What the exercise asks
Repeat each line word for word.

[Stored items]
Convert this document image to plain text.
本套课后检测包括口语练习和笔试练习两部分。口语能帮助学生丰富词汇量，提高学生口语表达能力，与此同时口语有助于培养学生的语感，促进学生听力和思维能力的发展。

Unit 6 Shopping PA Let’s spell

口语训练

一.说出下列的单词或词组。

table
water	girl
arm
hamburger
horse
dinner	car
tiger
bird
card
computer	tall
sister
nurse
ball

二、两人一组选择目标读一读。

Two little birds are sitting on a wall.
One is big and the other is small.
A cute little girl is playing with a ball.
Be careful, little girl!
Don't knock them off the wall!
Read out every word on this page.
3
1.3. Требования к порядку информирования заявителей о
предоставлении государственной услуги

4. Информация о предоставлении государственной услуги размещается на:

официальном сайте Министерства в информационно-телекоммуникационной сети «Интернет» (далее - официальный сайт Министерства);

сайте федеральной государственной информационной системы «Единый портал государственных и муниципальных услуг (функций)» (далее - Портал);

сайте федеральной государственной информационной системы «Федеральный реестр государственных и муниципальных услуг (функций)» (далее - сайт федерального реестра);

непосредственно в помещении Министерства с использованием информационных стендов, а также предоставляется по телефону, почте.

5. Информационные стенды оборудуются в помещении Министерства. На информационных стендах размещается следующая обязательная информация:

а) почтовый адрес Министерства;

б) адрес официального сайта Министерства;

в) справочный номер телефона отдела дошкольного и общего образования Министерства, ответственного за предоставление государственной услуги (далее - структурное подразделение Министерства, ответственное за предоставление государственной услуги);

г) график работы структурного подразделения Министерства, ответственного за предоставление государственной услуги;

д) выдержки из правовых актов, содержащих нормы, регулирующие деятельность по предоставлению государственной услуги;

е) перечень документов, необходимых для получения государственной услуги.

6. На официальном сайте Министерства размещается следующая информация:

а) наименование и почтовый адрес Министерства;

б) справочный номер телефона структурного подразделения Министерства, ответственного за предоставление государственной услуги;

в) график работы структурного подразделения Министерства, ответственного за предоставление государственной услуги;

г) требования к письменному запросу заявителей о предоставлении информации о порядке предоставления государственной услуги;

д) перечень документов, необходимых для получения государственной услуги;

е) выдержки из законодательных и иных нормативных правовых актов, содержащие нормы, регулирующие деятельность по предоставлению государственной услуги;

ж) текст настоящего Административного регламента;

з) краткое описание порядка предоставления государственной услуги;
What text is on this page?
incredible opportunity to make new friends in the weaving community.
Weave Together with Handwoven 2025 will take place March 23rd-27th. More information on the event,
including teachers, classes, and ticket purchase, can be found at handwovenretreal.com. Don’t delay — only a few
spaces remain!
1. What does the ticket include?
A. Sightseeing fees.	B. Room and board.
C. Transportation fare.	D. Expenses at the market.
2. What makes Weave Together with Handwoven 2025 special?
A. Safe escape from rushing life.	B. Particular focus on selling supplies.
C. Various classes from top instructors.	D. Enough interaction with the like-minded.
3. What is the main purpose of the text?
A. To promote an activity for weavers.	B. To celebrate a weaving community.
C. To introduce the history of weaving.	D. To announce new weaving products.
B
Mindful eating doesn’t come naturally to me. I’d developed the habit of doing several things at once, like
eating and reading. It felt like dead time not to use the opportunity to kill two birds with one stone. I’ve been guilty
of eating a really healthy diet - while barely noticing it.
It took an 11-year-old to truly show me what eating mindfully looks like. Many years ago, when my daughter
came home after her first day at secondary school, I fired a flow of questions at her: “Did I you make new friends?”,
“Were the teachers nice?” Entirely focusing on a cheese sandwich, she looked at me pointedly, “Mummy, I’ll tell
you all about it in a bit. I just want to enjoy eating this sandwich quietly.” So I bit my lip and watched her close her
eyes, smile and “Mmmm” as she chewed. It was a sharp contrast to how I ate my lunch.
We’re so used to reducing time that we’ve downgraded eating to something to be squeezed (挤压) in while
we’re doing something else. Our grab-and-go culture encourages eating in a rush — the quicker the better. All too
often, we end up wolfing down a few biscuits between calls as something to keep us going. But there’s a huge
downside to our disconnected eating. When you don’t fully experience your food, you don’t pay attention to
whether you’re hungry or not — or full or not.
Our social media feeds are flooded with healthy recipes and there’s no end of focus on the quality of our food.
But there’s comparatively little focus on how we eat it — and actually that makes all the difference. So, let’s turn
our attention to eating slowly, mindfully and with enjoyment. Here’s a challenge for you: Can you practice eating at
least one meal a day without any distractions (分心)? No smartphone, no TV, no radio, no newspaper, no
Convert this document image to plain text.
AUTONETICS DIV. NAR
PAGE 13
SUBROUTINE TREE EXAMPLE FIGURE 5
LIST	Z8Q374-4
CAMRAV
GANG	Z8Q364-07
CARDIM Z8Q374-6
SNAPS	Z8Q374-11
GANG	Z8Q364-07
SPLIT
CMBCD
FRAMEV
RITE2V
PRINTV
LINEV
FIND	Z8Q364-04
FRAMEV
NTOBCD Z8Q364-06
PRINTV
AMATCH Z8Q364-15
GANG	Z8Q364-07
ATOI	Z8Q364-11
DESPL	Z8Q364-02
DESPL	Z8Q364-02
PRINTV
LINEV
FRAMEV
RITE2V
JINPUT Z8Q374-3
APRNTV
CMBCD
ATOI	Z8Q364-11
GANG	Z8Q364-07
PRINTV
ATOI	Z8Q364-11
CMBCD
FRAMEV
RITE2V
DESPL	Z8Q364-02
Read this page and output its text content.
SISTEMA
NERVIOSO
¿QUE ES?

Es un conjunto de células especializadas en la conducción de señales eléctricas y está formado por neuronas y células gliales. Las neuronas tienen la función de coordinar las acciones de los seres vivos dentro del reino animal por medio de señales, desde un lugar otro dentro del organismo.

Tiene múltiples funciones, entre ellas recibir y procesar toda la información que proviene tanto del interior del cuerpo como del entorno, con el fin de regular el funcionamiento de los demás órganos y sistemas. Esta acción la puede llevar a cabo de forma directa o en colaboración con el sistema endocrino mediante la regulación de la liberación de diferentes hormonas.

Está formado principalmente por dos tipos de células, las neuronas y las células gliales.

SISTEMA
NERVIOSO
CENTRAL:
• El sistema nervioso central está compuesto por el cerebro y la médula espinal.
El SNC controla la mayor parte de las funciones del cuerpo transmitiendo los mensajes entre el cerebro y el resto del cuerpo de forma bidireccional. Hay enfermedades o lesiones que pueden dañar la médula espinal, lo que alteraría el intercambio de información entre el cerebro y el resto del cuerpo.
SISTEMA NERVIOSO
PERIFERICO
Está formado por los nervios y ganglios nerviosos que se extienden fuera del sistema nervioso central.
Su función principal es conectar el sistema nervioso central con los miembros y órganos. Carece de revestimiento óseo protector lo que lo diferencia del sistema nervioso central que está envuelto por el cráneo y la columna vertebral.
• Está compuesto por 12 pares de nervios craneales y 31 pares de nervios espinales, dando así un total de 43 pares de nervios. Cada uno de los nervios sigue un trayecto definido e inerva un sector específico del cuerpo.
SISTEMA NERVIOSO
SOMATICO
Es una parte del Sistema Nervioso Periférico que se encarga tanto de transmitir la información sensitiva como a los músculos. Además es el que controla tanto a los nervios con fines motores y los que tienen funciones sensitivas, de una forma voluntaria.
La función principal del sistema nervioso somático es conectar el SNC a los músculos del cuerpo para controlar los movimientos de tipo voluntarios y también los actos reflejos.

Task response
Convert this document image to plain text.
本套课后检测包括口语练习和笔试练习两部分。口语能帮助学生丰富词汇量，提高学生口语表达能力，与此同时口语有助于培养学生的语感，促进学生听力和思维能力的发展。

Unit 6 Shopping PA Let’s spell

口语训练

一.说出下列的单词或词组。

table
water	girl
arm
hamburger
horse
dinner	car
tiger
bird
card
computer	tall
sister
nurse
ball

二、两人一组选择目标读一读。

Two little birds are sitting on a wall.
One is big and the other is small.
A cute little girl is playing with a ball.
Be careful, little girl!
Don't knock them off the wall!
Read out every word on this page.
3
1.3. Требования к порядку информирования заявителей о
предоставлении государственной услуги

4. Информация о предоставлении государственной услуги размещается на:

официальном сайте Министерства в информационно-телекоммуникационной сети «Интернет» (далее - официальный сайт Министерства);

сайте федеральной государственной информационной системы «Единый портал государственных и муниципальных услуг (функций)» (далее - Портал);

сайте федеральной государственной информационной системы «Федеральный реестр государственных и муниципальных услуг (функций)» (далее - сайт федерального реестра);

непосредственно в помещении Министерства с использованием информационных стендов, а также предоставляется по телефону, почте.

5. Информационные стенды оборудуются в помещении Министерства. На информационных стендах размещается следующая обязательная информация:

а) почтовый адрес Министерства;

б) адрес официального сайта Министерства;

в) справочный номер телефона отдела дошкольного и общего образования Министерства, ответственного за предоставление государственной услуги (далее - структурное подразделение Министерства, ответственное за предоставление государственной услуги);

г) график работы структурного подразделения Министерства, ответственного за предоставление государственной услуги;

д) выдержки из правовых актов, содержащих нормы, регулирующие деятельность по предоставлению государственной услуги;

е) перечень документов, необходимых для получения государственной услуги.

6. На официальном сайте Министерства размещается следующая информация:

а) наименование и почтовый адрес Министерства;

б) справочный номер телефона структурного подразделения Министерства, ответственного за предоставление государственной услуги;

в) график работы структурного подразделения Министерства, ответственного за предоставление государственной услуги;

г) требования к письменному запросу заявителей о предоставлении информации о порядке предоставления государственной услуги;

д) перечень документов, необходимых для получения государственной услуги;

е) выдержки из законодательных и иных нормативных правовых актов, содержащие нормы, регулирующие деятельность по предоставлению государственной услуги;

ж) текст настоящего Административного регламента;

з) краткое описание порядка предоставления государственной услуги;
What text is on this page?
incredible opportunity to make new friends in the weaving community.
Weave Together with Handwoven 2025 will take place March 23rd-27th. More information on the event,
including teachers, classes, and ticket purchase, can be found at handwovenretreal.com. Don’t delay — only a few
spaces remain!
1. What does the ticket include?
A. Sightseeing fees.	B. Room and board.
C. Transportation fare.	D. Expenses at the market.
2. What makes Weave Together with Handwoven 2025 special?
A. Safe escape from rushing life.	B. Particular focus on selling supplies.
C. Various classes from top instructors.	D. Enough interaction with the like-minded.
3. What is the main purpose of the text?
A. To promote an activity for weavers.	B. To celebrate a weaving community.
C. To introduce the history of weaving.	D. To announce new weaving products.
B
Mindful eating doesn’t come naturally to me. I’d developed the habit of doing several things at once, like
eating and reading. It felt like dead time not to use the opportunity to kill two birds with one stone. I’ve been guilty
of eating a really healthy diet - while barely noticing it.
It took an 11-year-old to truly show me what eating mindfully looks like. Many years ago, when my daughter
came home after her first day at secondary school, I fired a flow of questions at her: “Did I you make new friends?”,
“Were the teachers nice?” Entirely focusing on a cheese sandwich, she looked at me pointedly, “Mummy, I’ll tell
you all about it in a bit. I just want to enjoy eating this sandwich quietly.” So I bit my lip and watched her close her
eyes, smile and “Mmmm” as she chewed. It was a sharp contrast to how I ate my lunch.
We’re so used to reducing time that we’ve downgraded eating to something to be squeezed (挤压) in while
we’re doing something else. Our grab-and-go culture encourages eating in a rush — the quicker the better. All too
often, we end up wolfing down a few biscuits between calls as something to keep us going. But there’s a huge
downside to our disconnected eating. When you don’t fully experience your food, you don’t pay attention to
whether you’re hungry or not — or full or not.
Our social media feeds are flooded with healthy recipes and there’s no end of focus on the quality of our food.
But there’s comparatively little focus on how we eat it — and actually that makes all the difference. So, let’s turn
our attention to eating slowly, mindfully and with enjoyment. Here’s a challenge for you: Can you practice eating at
least one meal a day without any distractions (分心)? No smartphone, no TV, no radio, no newspaper, no
Convert this document image to plain text.
AUTONETICS DIV. NAR
PAGE 13
SUBROUTINE TREE EXAMPLE FIGURE 5
LIST	Z8Q374-4
CAMRAV
GANG	Z8Q364-07
CARDIM Z8Q374-6
SNAPS	Z8Q374-11
GANG	Z8Q364-07
SPLIT
CMBCD
FRAMEV
RITE2V
PRINTV
LINEV
FIND	Z8Q364-04
FRAMEV
NTOBCD Z8Q364-06
PRINTV
AMATCH Z8Q364-15
GANG	Z8Q364-07
ATOI	Z8Q364-11
DESPL	Z8Q364-02
DESPL	Z8Q364-02
PRINTV
LINEV
FRAMEV
RITE2V
JINPUT Z8Q374-3
APRNTV
CMBCD
ATOI	Z8Q364-11
GANG	Z8Q364-07
PRINTV
ATOI	Z8Q364-11
CMBCD
FRAMEV
RITE2V
DESPL	Z8Q364-02
Read this page and output its text content.
SISTEMA
NERVIOSO
¿QUE ES?

Es un conjunto de células especializadas en la conducción de señales eléctricas y está formado por neuronas y células gliales. Las neuronas tienen la función de coordinar las acciones de los seres vivos dentro del reino animal por medio de señales, desde un lugar otro dentro del organismo.

Tiene múltiples funciones, entre ellas recibir y procesar toda la información que proviene tanto del interior del cuerpo como del entorno, con el fin de regular el funcionamiento de los demás órganos y sistemas. Esta acción la puede llevar a cabo de forma directa o en colaboración con el sistema endocrino mediante la regulación de la liberación de diferentes hormonas.

Está formado principalmente por dos tipos de células, las neuronas y las células gliales.

SISTEMA
NERVIOSO
CENTRAL:
• El sistema nervioso central está compuesto por el cerebro y la médula espinal.
El SNC controla la mayor parte de las funciones del cuerpo transmitiendo los mensajes entre el cerebro y el resto del cuerpo de forma bidireccional. Hay enfermedades o lesiones que pueden dañar la médula espinal, lo que alteraría el intercambio de información entre el cerebro y el resto del cuerpo.
SISTEMA NERVIOSO
PERIFERICO
Está formado por los nervios y ganglios nerviosos que se extienden fuera del sistema nervioso central.
Su función principal es conectar el sistema nervioso central con los miembros y órganos. Carece de revestimiento óseo protector lo que lo diferencia del sistema nervioso central que está envuelto por el cráneo y la columna vertebral.
• Está compuesto por 12 pares de nervios craneales y 31 pares de nervios espinales, dando así un total de 43 pares de nervios. Cada uno de los nervios sigue un trayecto definido e inerva un sector específico del cuerpo.
SISTEMA NERVIOSO
SOMATICO
Es una parte del Sistema Nervioso Periférico que se encarga tanto de transmitir la información sensitiva como a los músculos. Además es el que controla tanto a los nervios con fines motores y los que tienen funciones sensitivas, de una forma voluntaria.
La función principal del sistema nervioso somático es conectar el SNC a los músculos del cuerpo para controlar los movimientos de tipo voluntarios y también los actos reflejos.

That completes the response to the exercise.